EXERCISE:
Lines containing the word "peak" are the ones to copy from the records below.

INFORMATION SHOWN:
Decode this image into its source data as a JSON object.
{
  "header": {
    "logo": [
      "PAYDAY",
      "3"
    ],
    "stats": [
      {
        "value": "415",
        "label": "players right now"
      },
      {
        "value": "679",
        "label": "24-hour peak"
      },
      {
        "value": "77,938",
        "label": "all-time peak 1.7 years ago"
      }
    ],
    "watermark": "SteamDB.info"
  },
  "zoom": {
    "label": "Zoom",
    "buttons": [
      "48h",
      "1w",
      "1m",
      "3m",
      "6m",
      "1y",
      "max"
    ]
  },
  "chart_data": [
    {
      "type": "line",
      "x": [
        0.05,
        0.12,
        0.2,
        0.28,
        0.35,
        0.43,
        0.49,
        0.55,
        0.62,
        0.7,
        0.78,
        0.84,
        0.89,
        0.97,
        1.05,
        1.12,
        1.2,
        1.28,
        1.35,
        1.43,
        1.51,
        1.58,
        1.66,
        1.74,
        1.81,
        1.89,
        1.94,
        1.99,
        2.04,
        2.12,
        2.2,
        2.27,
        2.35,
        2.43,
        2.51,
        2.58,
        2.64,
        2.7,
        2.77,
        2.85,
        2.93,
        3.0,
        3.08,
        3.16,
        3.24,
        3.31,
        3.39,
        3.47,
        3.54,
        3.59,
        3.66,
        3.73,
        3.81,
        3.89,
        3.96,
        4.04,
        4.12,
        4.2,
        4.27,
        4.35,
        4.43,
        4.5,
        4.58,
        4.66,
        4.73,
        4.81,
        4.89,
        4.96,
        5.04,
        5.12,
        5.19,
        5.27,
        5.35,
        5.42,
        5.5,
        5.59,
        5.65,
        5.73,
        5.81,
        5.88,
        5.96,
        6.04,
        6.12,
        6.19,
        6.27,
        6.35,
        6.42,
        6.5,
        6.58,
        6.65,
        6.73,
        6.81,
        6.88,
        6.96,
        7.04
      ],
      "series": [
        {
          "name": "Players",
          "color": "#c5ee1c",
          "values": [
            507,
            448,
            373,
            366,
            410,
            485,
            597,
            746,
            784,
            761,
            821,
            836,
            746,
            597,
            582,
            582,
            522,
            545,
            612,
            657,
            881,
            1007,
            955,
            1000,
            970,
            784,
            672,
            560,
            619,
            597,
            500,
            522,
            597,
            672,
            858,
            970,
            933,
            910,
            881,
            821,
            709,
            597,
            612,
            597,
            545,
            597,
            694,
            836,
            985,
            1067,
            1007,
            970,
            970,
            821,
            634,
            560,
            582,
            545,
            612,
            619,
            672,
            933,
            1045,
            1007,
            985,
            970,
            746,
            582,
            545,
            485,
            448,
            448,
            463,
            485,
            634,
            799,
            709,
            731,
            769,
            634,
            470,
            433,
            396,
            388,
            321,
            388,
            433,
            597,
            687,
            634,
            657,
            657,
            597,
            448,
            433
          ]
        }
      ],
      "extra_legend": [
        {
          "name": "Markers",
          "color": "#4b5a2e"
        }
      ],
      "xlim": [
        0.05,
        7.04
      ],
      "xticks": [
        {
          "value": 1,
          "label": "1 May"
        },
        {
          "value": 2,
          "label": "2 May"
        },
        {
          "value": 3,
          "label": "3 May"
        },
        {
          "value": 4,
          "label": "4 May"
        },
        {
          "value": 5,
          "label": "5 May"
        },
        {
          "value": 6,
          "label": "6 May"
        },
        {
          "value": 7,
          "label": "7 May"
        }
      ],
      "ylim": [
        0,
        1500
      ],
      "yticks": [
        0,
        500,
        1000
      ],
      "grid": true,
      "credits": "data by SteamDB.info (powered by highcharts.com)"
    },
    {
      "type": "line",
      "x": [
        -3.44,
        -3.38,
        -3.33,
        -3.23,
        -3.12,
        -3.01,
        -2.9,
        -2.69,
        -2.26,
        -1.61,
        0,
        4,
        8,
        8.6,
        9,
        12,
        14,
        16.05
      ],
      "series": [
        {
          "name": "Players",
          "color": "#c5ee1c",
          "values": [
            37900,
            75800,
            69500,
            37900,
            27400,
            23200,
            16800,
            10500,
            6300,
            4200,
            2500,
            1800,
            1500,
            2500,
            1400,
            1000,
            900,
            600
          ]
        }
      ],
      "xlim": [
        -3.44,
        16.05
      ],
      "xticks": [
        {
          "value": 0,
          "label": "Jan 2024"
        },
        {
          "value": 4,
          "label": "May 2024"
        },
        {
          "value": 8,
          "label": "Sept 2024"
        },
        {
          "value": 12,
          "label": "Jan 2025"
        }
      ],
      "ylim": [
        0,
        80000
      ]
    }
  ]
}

WRITTEN REPLY:
        "label": "24-hour peak"
        "label": "all-time peak 1.7 years ago"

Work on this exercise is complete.